■ **Work instructions**: Copy out the listing that follows, exact in every word, and skip the images.
──────── Extracted information
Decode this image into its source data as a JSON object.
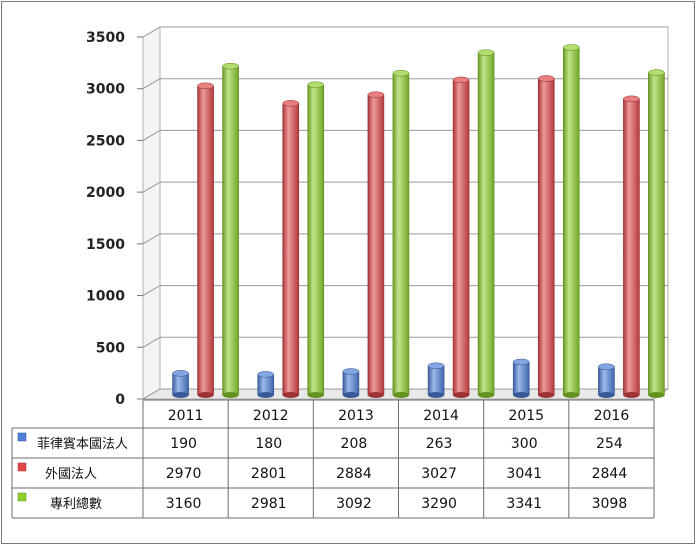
{
  "chart_data": {
    "type": "bar",
    "categories": [
      "2011",
      "2012",
      "2013",
      "2014",
      "2015",
      "2016"
    ],
    "series": [
      {
        "name": "菲律賓本國法人",
        "values": [
          190,
          180,
          208,
          263,
          300,
          254
        ],
        "color": "#4f7fd8"
      },
      {
        "name": "外國法人",
        "values": [
          2970,
          2801,
          2884,
          3027,
          3041,
          2844
        ],
        "color": "#e0474a"
      },
      {
        "name": "專利總數",
        "values": [
          3160,
          2981,
          3092,
          3290,
          3341,
          3098
        ],
        "color": "#8fcf2e"
      }
    ],
    "yticks": [
      0,
      500,
      1000,
      1500,
      2000,
      2500,
      3000,
      3500
    ],
    "ylim": [
      0,
      3500
    ],
    "grid": true,
    "legend": "data-table"
  }
}
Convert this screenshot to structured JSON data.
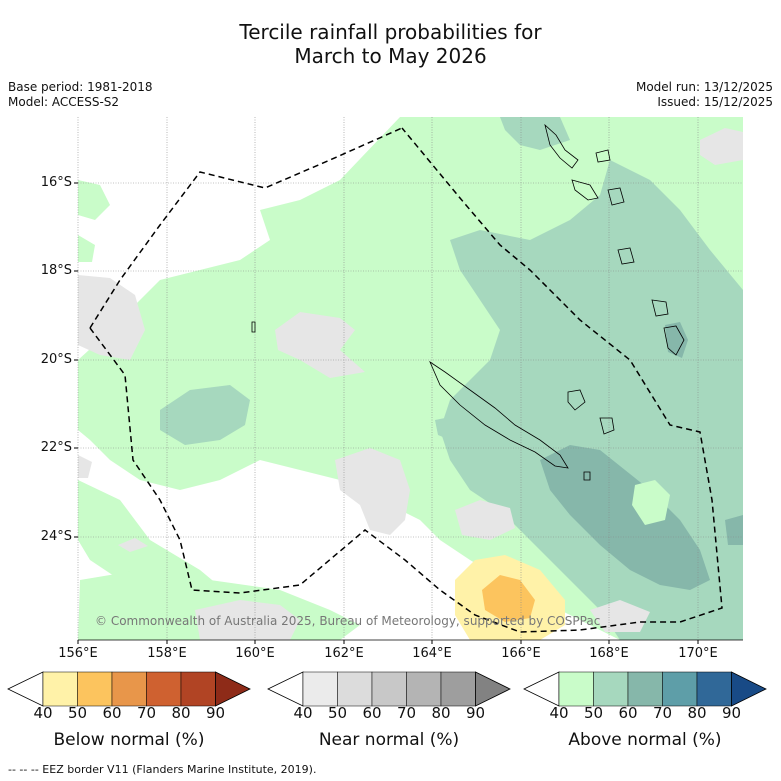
────────────────
■ **Result for this task**:
Decode this image into its source data as a JSON object.
{
  "chart_data": {
    "type": "bar",
    "categories": [
      "2011",
      "2012",
      "2013",
      "2014",
      "2015",
      "2016"
    ],
    "series": [
      {
        "name": "菲律賓本國法人",
        "values": [
          190,
          180,
          208,
          263,
          300,
          254
        ],
        "color": "#4f7fd8"
      },
      {
        "name": "外國法人",
        "values": [
          2970,
          2801,
          2884,
          3027,
          3041,
          2844
        ],
        "color": "#e0474a"
      },
      {
        "name": "專利總數",
        "values": [
          3160,
          2981,
          3092,
          3290,
          3341,
          3098
        ],
        "color": "#8fcf2e"
      }
    ],
    "yticks": [
      0,
      500,
      1000,
      1500,
      2000,
      2500,
      3000,
      3500
    ],
    "ylim": [
      0,
      3500
    ],
    "grid": true,
    "legend": "data-table"
  }
}
Convert this screenshot to structured JSON data.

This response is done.